> [Exercise description]: How many of these lines hold the string "ylabel"? Answer with the number only.

> [Extracted entries]:
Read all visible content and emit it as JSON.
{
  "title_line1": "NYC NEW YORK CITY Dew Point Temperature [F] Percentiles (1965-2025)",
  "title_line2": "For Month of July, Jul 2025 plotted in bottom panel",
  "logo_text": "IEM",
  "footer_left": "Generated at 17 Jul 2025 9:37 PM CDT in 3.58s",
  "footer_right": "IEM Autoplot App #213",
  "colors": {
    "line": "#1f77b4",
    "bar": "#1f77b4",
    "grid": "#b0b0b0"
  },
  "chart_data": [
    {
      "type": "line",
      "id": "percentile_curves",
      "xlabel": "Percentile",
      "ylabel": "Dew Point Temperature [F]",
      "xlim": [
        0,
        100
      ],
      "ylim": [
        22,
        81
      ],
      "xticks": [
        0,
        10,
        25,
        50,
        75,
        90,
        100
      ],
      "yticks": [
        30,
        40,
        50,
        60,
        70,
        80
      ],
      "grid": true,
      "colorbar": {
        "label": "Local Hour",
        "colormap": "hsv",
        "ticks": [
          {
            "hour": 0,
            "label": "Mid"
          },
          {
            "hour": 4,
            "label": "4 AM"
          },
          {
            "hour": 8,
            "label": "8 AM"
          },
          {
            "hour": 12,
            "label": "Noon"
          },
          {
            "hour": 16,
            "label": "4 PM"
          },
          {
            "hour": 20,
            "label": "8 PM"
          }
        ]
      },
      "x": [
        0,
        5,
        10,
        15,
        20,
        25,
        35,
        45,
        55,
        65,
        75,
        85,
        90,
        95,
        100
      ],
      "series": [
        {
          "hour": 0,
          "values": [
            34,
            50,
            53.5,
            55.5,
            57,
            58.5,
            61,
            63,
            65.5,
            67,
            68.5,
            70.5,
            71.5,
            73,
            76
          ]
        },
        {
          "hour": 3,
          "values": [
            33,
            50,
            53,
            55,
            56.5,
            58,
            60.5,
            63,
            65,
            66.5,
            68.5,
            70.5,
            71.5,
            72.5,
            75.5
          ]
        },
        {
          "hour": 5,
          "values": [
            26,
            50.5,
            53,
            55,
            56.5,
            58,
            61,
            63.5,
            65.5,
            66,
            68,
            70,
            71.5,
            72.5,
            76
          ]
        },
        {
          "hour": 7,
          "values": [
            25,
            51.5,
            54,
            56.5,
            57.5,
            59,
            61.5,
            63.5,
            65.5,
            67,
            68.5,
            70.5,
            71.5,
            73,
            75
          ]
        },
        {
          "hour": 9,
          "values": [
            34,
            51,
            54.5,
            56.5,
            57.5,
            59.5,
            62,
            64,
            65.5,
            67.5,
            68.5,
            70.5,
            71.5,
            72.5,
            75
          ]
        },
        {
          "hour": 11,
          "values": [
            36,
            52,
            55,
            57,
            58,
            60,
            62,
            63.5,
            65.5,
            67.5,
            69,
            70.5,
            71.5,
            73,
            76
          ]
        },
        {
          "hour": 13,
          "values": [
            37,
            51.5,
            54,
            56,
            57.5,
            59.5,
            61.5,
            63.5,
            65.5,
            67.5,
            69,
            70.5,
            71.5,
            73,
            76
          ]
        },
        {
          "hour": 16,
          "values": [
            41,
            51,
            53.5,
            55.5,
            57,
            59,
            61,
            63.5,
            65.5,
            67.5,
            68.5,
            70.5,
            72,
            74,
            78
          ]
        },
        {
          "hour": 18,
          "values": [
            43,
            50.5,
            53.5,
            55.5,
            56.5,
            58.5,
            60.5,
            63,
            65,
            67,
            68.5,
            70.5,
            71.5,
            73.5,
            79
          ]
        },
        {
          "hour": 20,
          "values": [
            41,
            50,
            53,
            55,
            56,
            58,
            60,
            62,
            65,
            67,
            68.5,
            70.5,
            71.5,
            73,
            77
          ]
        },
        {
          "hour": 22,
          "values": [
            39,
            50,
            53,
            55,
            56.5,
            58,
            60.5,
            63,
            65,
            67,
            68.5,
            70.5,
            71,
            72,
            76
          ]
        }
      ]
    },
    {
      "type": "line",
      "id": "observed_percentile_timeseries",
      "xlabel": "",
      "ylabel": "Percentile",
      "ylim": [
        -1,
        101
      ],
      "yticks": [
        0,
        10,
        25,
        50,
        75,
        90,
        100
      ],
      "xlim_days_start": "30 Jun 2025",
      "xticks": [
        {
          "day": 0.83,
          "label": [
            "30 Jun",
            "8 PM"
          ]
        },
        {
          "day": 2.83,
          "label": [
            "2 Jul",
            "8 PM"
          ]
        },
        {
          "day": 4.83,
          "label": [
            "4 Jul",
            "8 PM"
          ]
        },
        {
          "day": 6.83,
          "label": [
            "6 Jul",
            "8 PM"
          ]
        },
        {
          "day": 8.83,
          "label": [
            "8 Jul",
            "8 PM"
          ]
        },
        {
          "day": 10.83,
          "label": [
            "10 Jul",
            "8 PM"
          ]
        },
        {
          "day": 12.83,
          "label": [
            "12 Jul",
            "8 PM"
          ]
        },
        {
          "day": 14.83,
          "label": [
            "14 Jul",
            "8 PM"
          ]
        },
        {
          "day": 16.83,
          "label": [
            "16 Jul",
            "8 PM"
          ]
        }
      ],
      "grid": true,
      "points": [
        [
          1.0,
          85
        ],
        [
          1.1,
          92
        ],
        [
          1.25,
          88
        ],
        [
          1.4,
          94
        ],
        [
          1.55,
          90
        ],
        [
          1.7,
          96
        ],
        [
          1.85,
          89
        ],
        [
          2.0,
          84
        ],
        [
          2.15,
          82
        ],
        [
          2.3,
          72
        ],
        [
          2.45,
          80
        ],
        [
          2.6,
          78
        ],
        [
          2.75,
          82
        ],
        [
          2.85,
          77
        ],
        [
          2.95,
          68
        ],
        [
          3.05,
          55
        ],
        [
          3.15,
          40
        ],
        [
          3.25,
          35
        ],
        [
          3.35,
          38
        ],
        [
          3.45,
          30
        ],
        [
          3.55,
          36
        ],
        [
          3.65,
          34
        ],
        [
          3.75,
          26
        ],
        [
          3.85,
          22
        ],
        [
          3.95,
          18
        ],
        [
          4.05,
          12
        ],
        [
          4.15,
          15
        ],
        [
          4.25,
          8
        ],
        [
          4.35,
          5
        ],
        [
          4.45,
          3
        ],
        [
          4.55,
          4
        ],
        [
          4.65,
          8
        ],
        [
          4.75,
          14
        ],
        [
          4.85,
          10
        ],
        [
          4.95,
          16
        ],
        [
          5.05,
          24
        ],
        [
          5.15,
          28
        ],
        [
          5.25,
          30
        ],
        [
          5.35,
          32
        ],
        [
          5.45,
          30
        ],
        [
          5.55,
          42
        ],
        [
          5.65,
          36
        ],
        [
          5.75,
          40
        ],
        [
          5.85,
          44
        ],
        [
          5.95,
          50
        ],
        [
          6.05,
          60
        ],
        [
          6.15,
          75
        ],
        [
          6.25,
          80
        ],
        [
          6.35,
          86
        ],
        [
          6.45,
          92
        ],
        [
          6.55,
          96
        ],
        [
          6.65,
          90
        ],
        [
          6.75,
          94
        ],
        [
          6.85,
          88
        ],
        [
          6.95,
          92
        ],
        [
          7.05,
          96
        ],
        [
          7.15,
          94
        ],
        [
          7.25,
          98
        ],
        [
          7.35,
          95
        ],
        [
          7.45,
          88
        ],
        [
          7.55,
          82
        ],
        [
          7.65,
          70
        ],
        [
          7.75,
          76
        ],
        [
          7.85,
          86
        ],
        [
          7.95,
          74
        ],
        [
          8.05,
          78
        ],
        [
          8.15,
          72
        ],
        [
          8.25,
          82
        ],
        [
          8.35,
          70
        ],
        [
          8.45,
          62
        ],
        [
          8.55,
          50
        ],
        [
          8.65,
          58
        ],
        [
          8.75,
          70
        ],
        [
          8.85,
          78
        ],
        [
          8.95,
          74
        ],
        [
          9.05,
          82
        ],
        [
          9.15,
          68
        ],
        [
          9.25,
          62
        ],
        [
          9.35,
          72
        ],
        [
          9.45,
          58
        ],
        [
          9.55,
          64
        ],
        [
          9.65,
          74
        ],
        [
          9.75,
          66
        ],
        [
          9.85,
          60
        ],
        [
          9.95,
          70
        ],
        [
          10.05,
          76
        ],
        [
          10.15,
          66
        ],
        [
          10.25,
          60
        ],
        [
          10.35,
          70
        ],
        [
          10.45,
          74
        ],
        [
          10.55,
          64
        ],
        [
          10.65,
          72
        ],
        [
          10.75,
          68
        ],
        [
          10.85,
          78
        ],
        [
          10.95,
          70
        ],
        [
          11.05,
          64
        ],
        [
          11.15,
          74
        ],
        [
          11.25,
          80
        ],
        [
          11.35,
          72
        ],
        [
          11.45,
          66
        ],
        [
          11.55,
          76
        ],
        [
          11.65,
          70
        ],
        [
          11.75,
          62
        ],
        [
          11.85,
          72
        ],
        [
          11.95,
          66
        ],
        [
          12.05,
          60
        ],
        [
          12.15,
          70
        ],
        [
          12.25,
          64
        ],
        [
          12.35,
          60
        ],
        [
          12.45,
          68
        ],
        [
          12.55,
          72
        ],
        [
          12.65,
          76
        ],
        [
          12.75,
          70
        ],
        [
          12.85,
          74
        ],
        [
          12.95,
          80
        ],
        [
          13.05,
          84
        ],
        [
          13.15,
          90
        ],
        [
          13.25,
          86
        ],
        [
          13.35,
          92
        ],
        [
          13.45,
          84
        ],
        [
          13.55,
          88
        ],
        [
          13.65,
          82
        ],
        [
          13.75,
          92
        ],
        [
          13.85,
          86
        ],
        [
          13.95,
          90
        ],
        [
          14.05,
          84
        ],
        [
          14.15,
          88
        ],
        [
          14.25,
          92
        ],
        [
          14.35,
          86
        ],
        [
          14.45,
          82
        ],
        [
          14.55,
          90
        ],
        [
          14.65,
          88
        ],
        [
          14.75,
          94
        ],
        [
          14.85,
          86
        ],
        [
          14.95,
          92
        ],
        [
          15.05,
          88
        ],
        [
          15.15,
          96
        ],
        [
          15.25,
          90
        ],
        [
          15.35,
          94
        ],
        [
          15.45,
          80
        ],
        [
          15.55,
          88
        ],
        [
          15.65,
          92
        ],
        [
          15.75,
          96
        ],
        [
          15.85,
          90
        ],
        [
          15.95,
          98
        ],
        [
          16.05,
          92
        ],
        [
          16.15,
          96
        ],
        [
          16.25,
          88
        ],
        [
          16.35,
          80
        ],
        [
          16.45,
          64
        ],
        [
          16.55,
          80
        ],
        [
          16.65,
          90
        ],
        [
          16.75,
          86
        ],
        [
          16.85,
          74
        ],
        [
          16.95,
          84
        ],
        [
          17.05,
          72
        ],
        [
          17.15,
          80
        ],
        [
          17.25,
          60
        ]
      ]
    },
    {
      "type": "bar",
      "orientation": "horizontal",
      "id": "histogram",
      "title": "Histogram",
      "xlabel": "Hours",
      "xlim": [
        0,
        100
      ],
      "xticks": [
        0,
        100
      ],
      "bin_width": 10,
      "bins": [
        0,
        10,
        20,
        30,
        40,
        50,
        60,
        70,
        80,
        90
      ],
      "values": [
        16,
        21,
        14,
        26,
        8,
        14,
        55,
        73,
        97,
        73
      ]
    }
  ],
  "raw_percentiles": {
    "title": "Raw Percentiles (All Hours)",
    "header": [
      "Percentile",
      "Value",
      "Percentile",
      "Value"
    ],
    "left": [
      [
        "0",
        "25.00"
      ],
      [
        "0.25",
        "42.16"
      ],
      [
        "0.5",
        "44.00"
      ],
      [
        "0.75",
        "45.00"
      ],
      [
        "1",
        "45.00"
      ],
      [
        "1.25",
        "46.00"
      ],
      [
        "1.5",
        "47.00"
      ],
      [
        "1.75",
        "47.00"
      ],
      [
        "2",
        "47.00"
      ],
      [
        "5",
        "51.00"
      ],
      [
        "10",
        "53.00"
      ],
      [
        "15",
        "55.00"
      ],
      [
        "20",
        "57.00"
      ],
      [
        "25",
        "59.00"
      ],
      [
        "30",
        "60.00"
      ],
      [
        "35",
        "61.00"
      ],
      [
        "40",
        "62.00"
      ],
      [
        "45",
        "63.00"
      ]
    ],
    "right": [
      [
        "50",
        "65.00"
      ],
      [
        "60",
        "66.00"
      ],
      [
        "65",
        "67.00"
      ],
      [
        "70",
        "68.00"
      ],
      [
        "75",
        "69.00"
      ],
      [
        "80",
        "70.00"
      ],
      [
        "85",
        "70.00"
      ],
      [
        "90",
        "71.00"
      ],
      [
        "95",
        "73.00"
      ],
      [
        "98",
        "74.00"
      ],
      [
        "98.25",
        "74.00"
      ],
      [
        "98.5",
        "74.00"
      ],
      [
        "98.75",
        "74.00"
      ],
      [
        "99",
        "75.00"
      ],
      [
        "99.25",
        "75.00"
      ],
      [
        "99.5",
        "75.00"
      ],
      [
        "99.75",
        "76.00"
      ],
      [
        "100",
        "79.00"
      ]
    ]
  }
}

> [Written answer]: 2